Identify and pull out each line of the entries in which "JSON" occurs.

Collected data
** begin **

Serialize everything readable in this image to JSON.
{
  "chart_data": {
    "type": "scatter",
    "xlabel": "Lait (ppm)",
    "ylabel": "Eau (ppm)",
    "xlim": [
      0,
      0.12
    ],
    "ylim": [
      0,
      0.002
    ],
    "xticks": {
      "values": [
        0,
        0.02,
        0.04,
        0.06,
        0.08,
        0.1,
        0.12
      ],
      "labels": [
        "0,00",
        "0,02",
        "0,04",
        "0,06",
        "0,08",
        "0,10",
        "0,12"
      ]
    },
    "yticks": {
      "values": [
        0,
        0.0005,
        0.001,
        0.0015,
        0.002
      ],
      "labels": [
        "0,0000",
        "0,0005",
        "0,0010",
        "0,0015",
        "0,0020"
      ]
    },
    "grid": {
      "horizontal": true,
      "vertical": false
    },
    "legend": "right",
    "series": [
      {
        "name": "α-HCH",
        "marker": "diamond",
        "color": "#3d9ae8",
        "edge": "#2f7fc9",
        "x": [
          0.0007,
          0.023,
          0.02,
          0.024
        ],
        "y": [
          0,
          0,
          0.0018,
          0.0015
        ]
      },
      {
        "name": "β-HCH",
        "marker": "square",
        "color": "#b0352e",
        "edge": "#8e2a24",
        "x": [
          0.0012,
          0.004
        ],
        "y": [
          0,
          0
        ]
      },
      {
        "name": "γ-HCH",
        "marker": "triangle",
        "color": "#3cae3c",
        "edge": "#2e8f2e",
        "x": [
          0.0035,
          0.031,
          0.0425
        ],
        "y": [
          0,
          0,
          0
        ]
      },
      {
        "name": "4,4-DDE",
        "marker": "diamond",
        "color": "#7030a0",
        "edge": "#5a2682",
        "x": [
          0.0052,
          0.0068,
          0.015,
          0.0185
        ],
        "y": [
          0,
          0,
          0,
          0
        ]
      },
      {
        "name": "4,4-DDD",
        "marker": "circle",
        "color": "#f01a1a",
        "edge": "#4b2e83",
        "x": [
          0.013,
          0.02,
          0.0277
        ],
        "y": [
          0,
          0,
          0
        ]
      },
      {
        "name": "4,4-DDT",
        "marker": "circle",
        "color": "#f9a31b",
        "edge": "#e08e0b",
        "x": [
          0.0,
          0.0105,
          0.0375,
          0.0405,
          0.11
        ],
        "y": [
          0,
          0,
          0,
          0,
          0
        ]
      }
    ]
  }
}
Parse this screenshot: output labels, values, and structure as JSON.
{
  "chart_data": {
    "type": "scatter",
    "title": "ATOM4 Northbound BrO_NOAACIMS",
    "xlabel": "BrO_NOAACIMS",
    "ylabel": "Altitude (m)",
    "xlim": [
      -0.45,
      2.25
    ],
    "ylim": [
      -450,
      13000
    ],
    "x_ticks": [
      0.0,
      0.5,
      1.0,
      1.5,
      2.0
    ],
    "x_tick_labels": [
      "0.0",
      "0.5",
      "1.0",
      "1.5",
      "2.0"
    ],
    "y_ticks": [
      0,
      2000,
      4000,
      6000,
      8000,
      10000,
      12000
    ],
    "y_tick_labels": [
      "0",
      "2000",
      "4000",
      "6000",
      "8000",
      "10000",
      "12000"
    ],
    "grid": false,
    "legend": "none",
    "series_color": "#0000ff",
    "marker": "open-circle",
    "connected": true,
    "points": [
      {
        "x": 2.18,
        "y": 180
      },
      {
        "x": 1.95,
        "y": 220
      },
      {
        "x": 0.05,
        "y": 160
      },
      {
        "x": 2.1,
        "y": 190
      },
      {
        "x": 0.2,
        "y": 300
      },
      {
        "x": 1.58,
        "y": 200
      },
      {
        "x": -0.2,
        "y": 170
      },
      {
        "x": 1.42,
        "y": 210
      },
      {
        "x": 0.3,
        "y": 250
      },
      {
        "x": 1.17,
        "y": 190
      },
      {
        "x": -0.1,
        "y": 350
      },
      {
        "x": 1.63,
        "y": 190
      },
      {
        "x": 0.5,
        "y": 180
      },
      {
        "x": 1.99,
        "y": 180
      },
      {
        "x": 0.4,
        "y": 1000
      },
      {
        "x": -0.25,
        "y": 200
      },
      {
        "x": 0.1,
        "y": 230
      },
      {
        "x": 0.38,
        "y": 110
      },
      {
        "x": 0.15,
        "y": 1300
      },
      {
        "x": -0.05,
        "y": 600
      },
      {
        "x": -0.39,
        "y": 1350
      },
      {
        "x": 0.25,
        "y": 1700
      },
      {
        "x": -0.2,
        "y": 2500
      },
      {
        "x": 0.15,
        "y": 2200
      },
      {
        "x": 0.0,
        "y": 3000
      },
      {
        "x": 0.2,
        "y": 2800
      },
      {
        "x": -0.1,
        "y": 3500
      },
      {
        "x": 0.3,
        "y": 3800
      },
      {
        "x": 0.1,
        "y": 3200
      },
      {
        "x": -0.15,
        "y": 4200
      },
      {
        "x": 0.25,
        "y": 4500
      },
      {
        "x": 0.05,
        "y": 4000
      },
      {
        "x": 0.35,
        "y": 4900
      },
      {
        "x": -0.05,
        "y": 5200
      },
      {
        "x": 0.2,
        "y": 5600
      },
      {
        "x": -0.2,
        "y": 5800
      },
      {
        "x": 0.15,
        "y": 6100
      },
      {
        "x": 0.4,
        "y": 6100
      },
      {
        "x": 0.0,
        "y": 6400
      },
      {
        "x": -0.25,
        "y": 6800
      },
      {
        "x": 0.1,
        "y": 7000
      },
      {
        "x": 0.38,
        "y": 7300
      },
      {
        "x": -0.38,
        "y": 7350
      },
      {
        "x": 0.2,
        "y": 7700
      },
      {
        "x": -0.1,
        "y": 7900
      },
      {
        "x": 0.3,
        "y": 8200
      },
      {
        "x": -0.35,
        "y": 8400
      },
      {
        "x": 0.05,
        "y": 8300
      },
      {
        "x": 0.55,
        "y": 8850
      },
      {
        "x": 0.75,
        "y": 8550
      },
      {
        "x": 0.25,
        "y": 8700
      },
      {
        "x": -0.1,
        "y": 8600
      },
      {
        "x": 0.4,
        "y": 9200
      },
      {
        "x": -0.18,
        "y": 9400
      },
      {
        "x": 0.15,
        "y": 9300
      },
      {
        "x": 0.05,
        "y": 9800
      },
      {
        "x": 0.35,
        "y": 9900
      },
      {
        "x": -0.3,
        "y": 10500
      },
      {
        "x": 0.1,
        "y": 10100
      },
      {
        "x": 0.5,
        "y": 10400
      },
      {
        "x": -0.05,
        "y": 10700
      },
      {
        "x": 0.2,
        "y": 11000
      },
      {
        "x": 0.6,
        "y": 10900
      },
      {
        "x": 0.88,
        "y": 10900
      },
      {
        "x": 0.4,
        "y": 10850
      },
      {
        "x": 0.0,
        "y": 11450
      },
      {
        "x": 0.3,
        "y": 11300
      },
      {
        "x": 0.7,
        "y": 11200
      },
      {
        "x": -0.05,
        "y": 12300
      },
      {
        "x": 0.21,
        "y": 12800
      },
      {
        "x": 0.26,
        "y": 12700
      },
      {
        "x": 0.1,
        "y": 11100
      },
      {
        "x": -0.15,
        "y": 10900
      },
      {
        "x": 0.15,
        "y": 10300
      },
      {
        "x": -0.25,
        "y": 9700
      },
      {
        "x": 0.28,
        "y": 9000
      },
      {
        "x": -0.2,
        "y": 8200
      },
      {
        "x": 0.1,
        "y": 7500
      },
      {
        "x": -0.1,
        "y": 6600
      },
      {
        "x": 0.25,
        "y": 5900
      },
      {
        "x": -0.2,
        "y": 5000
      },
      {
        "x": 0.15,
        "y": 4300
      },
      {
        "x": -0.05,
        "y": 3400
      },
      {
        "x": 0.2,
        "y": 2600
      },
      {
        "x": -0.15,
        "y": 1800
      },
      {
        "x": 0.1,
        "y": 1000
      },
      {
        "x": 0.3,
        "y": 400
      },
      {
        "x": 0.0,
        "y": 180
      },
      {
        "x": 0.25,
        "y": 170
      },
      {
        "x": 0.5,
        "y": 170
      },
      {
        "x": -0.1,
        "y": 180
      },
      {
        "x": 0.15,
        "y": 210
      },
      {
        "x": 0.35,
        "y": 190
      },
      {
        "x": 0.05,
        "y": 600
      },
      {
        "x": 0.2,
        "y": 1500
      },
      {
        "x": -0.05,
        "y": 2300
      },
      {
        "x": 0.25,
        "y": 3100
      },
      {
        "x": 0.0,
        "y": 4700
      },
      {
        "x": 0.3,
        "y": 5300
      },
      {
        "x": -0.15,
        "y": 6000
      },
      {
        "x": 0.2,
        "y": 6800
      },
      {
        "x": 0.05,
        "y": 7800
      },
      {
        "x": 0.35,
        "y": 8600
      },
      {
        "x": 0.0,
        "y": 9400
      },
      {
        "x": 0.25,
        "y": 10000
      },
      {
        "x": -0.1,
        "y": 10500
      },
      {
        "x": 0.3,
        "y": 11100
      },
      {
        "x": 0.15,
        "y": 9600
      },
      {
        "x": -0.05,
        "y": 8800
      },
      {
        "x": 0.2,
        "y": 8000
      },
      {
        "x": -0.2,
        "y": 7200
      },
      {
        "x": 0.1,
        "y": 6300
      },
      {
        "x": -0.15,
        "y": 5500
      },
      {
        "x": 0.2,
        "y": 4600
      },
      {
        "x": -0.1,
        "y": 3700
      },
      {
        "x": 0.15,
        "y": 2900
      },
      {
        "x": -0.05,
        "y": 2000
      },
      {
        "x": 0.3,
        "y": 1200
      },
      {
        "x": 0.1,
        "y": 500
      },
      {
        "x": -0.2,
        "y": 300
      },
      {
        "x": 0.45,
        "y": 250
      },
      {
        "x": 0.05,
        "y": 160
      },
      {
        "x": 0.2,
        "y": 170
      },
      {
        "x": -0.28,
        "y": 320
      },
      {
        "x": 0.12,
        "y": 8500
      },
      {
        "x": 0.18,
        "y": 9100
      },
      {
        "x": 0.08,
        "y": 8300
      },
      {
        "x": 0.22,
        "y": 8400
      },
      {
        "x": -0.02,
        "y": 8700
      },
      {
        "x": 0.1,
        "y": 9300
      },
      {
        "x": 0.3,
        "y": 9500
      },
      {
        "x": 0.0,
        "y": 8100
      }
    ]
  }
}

** end **

> [OUTPUT FOR THIS TASK]
Serialize everything readable in this image to JSON.
Parse this screenshot: output labels, values, and structure as JSON.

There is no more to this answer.